### [Task to complete]
Find each line holding the word "решения" and give the number of such lines, nothing else.

### [Task inputs]
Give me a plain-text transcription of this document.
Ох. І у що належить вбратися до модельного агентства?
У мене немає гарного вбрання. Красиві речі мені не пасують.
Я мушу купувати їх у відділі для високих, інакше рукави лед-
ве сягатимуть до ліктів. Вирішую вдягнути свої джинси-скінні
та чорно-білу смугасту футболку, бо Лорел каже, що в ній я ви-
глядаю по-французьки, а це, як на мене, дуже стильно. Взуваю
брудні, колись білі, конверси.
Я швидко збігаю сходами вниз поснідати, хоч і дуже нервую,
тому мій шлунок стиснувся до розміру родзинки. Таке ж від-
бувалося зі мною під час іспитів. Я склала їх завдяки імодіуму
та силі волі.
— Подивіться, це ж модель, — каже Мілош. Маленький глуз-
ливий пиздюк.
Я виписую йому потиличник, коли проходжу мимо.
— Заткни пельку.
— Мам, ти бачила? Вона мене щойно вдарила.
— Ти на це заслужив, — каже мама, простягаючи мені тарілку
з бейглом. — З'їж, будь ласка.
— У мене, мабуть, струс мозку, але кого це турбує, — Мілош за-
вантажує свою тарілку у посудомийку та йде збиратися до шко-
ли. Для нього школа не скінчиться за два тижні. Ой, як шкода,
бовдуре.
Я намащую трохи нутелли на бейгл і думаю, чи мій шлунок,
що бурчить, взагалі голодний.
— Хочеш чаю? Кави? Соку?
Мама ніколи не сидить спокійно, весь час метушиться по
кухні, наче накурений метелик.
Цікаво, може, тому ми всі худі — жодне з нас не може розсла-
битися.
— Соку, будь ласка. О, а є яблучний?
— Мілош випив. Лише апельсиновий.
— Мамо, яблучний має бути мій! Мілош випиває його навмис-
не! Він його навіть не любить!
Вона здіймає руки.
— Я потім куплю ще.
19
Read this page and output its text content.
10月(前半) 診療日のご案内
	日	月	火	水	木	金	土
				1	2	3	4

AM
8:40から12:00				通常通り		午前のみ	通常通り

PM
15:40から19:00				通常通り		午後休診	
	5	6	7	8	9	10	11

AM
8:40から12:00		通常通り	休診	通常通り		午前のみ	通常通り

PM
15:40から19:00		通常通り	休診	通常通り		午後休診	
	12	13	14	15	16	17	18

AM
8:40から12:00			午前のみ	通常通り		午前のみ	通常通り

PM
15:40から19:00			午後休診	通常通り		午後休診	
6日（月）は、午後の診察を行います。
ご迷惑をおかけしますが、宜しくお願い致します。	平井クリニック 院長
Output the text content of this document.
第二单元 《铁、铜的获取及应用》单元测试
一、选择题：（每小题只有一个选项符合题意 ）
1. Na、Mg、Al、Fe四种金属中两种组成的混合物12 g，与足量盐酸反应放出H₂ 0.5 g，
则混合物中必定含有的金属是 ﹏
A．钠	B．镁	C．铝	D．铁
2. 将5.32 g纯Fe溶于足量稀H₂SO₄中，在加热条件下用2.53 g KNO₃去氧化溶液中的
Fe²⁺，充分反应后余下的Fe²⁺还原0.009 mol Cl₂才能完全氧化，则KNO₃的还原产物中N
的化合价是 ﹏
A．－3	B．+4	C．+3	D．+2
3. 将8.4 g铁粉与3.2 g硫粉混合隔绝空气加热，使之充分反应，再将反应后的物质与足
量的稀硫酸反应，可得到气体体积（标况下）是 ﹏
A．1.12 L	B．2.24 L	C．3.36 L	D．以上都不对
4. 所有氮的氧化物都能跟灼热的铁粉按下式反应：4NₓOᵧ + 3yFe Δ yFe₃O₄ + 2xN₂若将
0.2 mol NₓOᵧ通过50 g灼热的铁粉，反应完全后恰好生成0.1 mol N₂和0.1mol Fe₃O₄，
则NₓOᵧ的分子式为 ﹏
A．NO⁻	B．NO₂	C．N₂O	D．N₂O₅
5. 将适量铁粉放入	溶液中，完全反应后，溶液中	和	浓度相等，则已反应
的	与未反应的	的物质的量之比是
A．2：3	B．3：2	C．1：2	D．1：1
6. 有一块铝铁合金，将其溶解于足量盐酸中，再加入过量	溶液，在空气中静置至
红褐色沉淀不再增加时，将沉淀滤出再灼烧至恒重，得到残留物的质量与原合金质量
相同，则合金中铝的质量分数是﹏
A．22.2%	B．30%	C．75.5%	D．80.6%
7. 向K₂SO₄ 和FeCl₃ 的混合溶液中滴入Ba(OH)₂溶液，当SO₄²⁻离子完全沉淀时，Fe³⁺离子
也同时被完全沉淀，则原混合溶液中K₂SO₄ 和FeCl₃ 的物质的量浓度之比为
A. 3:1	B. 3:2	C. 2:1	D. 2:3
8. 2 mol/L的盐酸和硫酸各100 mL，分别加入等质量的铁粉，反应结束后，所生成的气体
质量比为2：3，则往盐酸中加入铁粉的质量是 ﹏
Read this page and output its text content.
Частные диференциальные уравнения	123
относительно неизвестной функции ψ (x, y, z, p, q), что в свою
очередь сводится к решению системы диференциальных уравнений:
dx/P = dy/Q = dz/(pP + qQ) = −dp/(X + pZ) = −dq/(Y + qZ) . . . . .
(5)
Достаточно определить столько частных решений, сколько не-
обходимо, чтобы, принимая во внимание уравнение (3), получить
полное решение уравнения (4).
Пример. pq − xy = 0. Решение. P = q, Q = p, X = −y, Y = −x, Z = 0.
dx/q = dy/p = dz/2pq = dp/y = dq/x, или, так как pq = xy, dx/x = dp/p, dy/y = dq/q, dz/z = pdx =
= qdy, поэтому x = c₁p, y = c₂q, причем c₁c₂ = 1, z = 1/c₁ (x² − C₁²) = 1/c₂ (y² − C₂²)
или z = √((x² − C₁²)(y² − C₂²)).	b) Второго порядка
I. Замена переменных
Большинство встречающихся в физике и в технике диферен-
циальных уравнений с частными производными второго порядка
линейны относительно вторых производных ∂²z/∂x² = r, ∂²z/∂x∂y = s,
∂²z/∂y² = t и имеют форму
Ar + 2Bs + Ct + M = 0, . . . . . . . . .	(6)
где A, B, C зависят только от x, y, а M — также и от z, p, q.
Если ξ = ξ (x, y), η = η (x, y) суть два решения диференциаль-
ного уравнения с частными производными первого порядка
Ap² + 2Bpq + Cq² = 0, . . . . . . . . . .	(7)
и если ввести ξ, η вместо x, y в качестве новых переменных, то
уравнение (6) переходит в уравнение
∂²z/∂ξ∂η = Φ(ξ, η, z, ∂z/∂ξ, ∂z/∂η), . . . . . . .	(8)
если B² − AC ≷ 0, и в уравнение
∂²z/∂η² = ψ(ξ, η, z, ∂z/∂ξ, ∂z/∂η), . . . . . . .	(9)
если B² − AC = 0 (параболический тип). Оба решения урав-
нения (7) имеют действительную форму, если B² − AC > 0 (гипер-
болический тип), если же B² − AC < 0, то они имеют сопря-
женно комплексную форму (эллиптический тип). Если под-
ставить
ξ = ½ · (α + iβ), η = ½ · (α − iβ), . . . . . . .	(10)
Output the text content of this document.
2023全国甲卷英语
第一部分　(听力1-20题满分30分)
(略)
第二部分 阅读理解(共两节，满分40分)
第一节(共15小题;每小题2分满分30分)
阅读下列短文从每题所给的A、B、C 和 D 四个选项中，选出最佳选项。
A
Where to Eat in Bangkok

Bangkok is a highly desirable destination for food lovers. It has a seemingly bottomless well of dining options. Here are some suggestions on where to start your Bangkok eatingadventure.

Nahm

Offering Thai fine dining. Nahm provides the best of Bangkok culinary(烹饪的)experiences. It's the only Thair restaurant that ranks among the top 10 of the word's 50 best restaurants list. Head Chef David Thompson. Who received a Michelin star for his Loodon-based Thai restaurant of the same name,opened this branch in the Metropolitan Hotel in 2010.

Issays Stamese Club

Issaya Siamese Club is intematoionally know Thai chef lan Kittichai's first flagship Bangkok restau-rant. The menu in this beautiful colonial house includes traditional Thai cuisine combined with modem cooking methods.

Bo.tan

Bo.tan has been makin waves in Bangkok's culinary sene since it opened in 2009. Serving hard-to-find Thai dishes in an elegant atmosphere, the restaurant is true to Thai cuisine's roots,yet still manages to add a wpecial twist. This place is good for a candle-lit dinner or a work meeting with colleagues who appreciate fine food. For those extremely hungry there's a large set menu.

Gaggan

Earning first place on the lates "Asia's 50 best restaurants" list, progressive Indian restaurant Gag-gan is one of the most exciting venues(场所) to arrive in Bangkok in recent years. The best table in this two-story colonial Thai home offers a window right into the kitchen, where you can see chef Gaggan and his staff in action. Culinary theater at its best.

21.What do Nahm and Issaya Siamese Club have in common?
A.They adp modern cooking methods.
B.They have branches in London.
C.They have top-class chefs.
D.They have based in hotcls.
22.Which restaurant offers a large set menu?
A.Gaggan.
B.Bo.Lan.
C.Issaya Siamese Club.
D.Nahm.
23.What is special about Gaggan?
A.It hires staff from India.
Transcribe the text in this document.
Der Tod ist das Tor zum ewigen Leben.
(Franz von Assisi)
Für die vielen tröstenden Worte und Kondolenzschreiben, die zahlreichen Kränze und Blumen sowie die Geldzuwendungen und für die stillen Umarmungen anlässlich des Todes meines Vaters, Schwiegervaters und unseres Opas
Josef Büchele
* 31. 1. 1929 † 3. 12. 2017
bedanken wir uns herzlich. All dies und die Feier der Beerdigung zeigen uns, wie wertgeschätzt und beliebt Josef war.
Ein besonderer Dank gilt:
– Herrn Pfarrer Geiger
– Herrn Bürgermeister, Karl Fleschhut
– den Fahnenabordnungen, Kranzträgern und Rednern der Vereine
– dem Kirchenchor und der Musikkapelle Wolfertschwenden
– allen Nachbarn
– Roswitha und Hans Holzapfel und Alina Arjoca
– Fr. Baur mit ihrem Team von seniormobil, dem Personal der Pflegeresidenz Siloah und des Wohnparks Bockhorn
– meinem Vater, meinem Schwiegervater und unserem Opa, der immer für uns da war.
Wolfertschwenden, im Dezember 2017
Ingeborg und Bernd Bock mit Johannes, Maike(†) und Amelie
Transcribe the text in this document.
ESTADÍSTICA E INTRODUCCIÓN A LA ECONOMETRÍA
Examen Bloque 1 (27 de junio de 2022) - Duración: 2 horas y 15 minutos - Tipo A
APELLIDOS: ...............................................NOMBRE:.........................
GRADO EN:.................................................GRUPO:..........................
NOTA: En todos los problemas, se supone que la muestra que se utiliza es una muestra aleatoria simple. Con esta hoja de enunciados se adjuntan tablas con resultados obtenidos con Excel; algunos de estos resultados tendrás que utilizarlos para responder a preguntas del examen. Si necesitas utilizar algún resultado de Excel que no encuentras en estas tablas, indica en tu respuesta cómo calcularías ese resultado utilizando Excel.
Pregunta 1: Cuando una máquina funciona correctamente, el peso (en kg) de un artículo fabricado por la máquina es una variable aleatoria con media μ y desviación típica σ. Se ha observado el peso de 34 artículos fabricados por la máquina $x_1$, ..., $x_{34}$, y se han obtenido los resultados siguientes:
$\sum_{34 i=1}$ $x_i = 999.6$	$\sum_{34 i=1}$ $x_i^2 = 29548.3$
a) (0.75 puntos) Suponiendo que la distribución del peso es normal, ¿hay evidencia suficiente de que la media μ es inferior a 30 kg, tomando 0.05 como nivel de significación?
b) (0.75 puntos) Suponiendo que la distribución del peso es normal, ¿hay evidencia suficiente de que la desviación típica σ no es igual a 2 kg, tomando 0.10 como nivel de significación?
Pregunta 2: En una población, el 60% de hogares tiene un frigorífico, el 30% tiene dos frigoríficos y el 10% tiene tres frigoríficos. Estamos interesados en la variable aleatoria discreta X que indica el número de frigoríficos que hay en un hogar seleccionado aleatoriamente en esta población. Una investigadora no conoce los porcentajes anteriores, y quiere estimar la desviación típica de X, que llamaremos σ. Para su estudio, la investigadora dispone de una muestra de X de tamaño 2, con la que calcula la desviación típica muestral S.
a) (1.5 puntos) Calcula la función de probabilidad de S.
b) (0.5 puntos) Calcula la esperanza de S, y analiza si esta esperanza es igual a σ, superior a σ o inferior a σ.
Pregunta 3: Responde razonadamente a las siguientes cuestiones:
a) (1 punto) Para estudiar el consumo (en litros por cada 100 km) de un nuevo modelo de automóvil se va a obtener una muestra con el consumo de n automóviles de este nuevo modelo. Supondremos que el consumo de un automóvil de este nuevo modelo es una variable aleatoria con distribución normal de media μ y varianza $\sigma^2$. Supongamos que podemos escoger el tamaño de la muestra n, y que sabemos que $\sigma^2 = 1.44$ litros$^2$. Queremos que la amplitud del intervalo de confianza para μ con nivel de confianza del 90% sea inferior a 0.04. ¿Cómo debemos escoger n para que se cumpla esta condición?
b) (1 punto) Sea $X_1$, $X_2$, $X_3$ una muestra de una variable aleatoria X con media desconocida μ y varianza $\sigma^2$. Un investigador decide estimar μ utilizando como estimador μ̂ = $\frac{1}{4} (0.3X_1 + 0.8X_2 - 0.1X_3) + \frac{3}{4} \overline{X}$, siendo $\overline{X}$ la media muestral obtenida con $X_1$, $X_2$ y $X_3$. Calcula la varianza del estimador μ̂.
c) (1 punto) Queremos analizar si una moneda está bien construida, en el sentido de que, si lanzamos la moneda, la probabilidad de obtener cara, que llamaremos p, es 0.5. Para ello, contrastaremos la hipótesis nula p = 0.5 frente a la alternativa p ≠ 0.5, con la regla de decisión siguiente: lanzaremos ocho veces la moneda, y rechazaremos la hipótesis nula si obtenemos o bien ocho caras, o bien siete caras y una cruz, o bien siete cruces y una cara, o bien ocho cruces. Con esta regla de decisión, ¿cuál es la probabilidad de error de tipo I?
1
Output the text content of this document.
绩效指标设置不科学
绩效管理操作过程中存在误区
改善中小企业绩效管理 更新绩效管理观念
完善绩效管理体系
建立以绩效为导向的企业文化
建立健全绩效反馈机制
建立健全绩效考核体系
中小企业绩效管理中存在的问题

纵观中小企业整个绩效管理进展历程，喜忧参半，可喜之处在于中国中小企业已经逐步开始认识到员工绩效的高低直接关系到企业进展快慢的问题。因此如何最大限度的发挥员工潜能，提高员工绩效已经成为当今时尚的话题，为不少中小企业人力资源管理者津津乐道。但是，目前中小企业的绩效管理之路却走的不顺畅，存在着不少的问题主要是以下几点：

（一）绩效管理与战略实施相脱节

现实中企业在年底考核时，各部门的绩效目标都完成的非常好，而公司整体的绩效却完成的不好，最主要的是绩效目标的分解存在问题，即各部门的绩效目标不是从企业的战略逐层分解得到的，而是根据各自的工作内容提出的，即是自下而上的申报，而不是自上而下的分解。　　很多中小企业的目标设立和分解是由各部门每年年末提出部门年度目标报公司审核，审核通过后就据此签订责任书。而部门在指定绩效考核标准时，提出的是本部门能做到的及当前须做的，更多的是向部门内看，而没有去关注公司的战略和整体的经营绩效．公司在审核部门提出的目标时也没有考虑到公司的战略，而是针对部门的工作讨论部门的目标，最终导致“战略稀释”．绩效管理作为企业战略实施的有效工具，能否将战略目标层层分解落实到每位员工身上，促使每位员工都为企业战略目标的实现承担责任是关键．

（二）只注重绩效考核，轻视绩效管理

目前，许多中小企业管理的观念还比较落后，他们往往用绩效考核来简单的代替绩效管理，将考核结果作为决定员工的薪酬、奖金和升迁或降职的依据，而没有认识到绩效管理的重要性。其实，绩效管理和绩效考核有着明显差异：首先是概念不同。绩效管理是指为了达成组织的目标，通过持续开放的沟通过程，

### [Finished exercise]
2